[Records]
####################
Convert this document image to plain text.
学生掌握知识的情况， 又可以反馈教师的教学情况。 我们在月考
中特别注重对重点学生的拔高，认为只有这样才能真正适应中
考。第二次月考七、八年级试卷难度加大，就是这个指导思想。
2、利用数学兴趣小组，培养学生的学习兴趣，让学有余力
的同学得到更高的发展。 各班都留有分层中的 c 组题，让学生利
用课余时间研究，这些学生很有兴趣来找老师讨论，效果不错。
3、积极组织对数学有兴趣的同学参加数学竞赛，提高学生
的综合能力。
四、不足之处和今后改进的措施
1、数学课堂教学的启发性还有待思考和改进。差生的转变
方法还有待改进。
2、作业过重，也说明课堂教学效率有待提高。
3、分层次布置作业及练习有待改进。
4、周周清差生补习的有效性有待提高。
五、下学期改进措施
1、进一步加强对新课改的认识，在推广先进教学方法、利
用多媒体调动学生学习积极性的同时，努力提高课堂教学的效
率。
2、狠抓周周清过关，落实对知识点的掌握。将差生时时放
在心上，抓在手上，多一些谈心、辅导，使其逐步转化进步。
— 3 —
####################
Work to be completed:
Return the whole listing exactly.

Response to the task:
Convert this document image to plain text.
学生掌握知识的情况， 又可以反馈教师的教学情况。 我们在月考
中特别注重对重点学生的拔高，认为只有这样才能真正适应中
考。第二次月考七、八年级试卷难度加大，就是这个指导思想。
2、利用数学兴趣小组，培养学生的学习兴趣，让学有余力
的同学得到更高的发展。 各班都留有分层中的 c 组题，让学生利
用课余时间研究，这些学生很有兴趣来找老师讨论，效果不错。
3、积极组织对数学有兴趣的同学参加数学竞赛，提高学生
的综合能力。
四、不足之处和今后改进的措施
1、数学课堂教学的启发性还有待思考和改进。差生的转变
方法还有待改进。
2、作业过重，也说明课堂教学效率有待提高。
3、分层次布置作业及练习有待改进。
4、周周清差生补习的有效性有待提高。
五、下学期改进措施
1、进一步加强对新课改的认识，在推广先进教学方法、利
用多媒体调动学生学习积极性的同时，努力提高课堂教学的效
率。
2、狠抓周周清过关，落实对知识点的掌握。将差生时时放
在心上，抓在手上，多一些谈心、辅导，使其逐步转化进步。
— 3 —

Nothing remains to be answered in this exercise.